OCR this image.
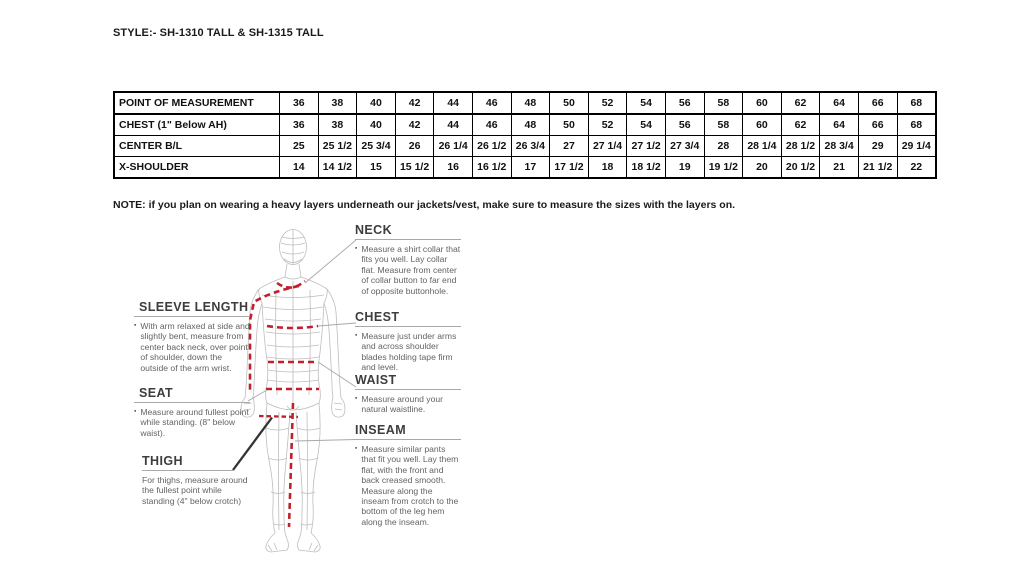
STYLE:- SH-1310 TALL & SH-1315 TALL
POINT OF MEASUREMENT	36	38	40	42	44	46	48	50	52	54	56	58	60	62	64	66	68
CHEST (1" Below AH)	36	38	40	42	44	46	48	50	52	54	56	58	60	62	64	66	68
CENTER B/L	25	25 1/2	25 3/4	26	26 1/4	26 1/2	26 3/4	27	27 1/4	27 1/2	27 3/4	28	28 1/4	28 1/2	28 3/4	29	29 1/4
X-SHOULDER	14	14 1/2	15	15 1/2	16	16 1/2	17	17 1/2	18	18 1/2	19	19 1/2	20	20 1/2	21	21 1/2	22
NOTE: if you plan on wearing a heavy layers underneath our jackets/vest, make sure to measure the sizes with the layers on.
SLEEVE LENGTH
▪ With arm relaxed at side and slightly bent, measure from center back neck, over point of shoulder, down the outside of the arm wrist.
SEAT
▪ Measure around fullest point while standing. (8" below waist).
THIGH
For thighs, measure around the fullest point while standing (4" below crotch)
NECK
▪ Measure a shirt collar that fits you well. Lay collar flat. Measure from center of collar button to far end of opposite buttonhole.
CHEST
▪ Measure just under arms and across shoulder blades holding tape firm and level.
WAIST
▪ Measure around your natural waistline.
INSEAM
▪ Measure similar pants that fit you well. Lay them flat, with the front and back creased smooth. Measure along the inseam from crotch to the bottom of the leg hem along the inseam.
* * *
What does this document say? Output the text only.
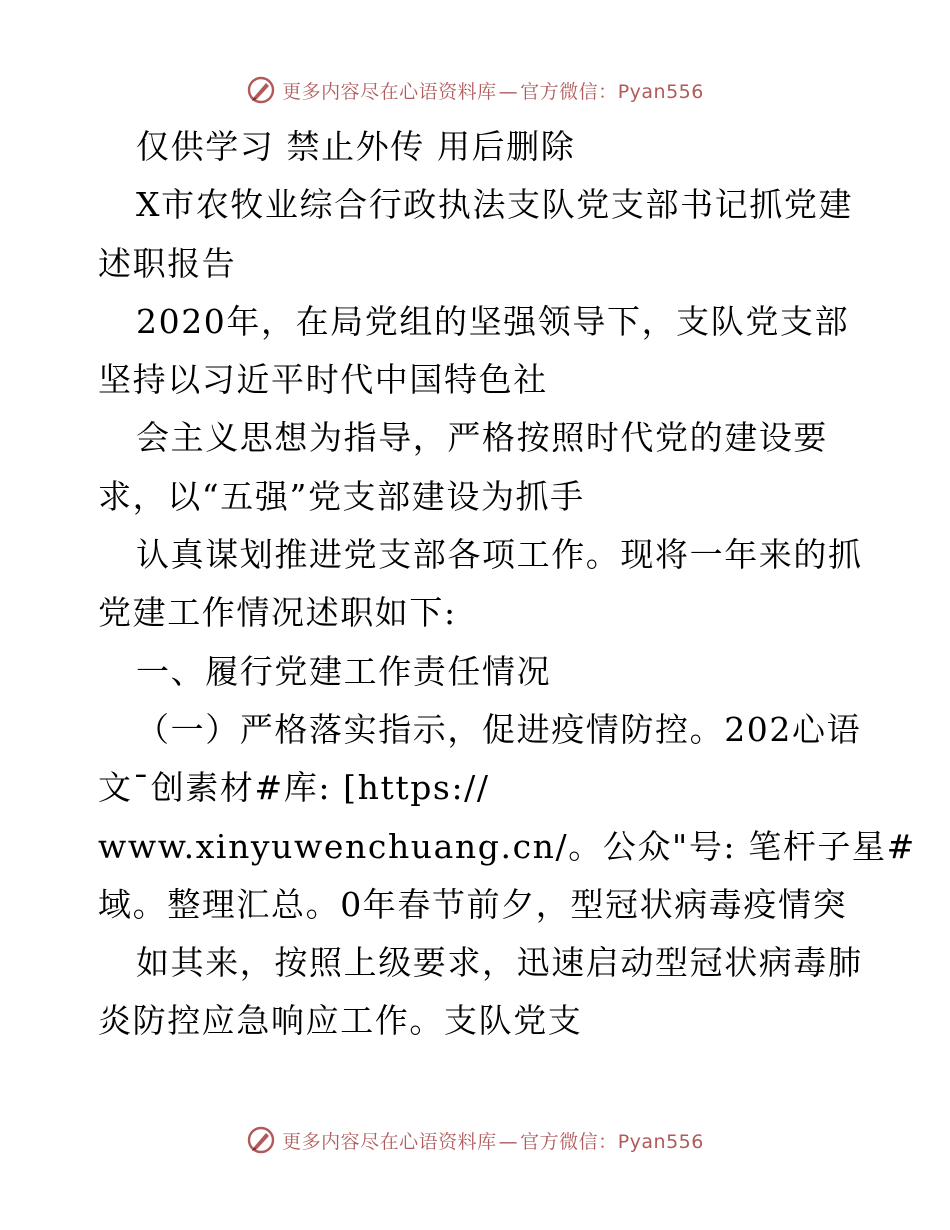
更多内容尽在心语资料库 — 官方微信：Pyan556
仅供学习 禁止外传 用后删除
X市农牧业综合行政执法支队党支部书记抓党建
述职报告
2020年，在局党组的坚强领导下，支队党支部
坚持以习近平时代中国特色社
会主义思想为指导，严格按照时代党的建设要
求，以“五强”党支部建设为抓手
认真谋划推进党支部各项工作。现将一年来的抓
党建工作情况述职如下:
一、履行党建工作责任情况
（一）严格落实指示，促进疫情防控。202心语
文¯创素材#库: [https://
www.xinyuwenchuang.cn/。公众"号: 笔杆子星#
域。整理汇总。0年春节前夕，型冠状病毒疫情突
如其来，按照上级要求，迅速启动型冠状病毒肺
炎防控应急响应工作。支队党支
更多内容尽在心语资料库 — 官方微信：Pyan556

### What the task asks
Looking at the data above, show all lines where the word "that" occurs.

### Written answer
▪ Measure a shirt collar that fits you well. Lay collar flat. Measure from center of collar button to far end of opposite buttonhole.
▪ Measure similar pants that fit you well. Lay them flat, with the front and back creased smooth. Measure along the inseam from crotch to the bottom of the leg hem along the inseam.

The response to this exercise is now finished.